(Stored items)
+===+

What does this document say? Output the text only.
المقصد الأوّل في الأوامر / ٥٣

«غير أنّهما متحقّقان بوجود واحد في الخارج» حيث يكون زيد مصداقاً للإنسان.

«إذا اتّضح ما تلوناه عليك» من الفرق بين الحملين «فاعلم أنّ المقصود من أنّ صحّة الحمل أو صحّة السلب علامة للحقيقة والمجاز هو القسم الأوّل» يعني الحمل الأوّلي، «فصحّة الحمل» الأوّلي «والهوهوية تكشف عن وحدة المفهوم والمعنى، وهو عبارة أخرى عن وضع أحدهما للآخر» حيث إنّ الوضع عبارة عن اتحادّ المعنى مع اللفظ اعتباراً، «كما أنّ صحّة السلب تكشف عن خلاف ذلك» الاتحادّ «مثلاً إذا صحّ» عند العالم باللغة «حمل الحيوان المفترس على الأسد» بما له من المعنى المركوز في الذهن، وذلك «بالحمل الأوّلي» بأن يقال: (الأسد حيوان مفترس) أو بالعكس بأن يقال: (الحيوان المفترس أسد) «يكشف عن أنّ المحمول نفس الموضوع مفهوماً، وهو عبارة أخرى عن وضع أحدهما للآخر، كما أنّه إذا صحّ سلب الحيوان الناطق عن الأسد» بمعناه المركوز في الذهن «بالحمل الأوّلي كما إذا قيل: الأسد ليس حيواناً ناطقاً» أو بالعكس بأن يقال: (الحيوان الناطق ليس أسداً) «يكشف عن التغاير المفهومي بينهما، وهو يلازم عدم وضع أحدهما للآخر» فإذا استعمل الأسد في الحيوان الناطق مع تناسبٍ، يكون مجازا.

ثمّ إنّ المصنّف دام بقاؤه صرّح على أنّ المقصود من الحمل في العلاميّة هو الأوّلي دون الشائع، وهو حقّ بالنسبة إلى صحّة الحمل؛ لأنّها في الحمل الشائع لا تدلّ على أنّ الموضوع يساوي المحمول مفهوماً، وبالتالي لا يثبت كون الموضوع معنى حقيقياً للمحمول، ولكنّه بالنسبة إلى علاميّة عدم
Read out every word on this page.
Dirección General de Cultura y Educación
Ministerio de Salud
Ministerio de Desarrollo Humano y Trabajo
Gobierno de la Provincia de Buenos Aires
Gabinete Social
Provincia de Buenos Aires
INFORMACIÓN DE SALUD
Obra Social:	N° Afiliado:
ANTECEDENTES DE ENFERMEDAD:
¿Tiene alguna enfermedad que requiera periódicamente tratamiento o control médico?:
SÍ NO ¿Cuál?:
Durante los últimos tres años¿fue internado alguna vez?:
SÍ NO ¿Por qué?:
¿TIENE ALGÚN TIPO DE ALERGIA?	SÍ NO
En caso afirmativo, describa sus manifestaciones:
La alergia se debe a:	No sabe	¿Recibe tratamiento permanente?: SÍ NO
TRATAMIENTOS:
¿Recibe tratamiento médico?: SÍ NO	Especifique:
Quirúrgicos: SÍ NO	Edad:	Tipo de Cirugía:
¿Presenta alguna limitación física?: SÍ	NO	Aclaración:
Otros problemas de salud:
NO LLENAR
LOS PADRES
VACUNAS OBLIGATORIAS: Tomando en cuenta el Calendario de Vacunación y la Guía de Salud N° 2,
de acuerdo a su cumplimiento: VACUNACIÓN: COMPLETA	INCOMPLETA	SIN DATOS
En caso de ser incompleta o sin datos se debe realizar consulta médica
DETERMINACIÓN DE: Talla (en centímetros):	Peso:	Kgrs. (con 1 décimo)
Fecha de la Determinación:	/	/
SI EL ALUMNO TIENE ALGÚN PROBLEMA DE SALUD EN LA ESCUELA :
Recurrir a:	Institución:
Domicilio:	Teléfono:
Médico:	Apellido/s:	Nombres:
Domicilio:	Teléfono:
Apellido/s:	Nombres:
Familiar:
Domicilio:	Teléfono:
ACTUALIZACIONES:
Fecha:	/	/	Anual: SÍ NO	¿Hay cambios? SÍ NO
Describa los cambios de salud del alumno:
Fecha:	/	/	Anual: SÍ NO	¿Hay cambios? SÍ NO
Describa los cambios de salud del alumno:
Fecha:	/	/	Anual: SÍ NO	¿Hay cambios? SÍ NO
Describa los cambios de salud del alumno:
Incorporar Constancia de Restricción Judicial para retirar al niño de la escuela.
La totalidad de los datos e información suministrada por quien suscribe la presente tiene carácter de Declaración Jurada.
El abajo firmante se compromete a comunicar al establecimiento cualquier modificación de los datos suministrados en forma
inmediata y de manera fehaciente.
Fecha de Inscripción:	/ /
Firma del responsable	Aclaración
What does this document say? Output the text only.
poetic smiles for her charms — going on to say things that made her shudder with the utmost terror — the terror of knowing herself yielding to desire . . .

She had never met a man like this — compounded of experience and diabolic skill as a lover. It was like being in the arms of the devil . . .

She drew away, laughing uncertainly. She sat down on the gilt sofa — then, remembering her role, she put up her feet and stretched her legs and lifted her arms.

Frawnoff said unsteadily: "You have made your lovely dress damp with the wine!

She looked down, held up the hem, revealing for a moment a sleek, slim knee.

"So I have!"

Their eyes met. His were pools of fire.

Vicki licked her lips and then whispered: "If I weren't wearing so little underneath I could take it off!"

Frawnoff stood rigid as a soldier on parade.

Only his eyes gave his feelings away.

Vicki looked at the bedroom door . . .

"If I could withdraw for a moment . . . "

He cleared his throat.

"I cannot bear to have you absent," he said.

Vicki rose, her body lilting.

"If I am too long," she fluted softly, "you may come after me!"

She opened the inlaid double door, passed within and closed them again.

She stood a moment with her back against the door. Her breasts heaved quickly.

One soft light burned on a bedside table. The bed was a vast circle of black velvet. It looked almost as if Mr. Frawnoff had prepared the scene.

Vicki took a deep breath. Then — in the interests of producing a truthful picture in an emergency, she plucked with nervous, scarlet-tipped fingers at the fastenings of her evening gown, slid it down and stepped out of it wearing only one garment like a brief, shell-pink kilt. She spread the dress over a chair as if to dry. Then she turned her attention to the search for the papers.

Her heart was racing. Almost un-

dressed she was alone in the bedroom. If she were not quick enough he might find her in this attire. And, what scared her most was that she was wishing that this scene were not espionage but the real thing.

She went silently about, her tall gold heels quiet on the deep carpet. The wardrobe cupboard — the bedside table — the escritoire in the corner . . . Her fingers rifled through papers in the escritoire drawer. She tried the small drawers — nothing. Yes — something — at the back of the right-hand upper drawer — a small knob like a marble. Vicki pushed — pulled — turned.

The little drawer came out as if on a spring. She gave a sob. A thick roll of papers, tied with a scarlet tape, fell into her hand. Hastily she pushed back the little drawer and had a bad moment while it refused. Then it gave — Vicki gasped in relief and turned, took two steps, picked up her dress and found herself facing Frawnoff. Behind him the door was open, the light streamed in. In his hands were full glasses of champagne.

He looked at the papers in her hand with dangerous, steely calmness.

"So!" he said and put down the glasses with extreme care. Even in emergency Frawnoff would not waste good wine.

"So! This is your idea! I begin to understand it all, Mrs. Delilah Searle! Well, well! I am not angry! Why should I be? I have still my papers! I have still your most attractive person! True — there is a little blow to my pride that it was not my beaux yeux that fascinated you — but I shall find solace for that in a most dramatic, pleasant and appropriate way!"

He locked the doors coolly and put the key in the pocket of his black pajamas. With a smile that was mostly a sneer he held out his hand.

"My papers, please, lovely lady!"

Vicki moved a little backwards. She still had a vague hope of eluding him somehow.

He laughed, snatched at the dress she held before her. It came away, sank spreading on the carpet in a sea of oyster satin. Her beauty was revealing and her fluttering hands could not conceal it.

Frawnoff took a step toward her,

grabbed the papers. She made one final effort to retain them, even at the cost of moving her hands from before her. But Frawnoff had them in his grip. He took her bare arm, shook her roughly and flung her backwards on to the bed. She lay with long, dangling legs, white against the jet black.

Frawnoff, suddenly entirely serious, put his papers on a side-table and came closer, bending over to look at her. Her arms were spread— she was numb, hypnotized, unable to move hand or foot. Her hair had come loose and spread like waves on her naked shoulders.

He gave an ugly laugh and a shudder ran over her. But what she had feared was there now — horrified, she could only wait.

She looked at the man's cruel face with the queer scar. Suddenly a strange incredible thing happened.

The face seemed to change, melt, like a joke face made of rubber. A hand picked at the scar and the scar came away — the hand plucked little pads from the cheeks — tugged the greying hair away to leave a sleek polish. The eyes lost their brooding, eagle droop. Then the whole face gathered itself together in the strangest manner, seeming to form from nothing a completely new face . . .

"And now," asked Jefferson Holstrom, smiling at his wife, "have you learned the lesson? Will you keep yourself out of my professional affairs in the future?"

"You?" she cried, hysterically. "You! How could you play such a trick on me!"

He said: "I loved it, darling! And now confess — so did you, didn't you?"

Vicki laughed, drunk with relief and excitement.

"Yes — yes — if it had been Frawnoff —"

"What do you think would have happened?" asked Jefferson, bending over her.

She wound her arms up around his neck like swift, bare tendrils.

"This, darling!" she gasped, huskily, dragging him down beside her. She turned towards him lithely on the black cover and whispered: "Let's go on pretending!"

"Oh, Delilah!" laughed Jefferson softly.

+===+

• [Instructions to follow] Identify the lines in the entries that hold "الموضوع" and return each one.

• [Result for this exercise]
«إذا اتّضح ما تلوناه عليك» من الفرق بين الحملين «فاعلم أنّ المقصود من أنّ صحّة الحمل أو صحّة السلب علامة للحقيقة والمجاز هو القسم الأوّل» يعني الحمل الأوّلي، «فصحّة الحمل» الأوّلي «والهوهوية تكشف عن وحدة المفهوم والمعنى، وهو عبارة أخرى عن وضع أحدهما للآخر» حيث إنّ الوضع عبارة عن اتحادّ المعنى مع اللفظ اعتباراً، «كما أنّ صحّة السلب تكشف عن خلاف ذلك» الاتحادّ «مثلاً إذا صحّ» عند العالم باللغة «حمل الحيوان المفترس على الأسد» بما له من المعنى المركوز في الذهن، وذلك «بالحمل الأوّلي» بأن يقال: (الأسد حيوان مفترس) أو بالعكس بأن يقال: (الحيوان المفترس أسد) «يكشف عن أنّ المحمول نفس الموضوع مفهوماً، وهو عبارة أخرى عن وضع أحدهما للآخر، كما أنّه إذا صحّ سلب الحيوان الناطق عن الأسد» بمعناه المركوز في الذهن «بالحمل الأوّلي كما إذا قيل: الأسد ليس حيواناً ناطقاً» أو بالعكس بأن يقال: (الحيوان الناطق ليس أسداً) «يكشف عن التغاير المفهومي بينهما، وهو يلازم عدم وضع أحدهما للآخر» فإذا استعمل الأسد في الحيوان الناطق مع تناسبٍ، يكون مجازا.
ثمّ إنّ المصنّف دام بقاؤه صرّح على أنّ المقصود من الحمل في العلاميّة هو الأوّلي دون الشائع، وهو حقّ بالنسبة إلى صحّة الحمل؛ لأنّها في الحمل الشائع لا تدلّ على أنّ الموضوع يساوي المحمول مفهوماً، وبالتالي لا يثبت كون الموضوع معنى حقيقياً للمحمول، ولكنّه بالنسبة إلى علاميّة عدم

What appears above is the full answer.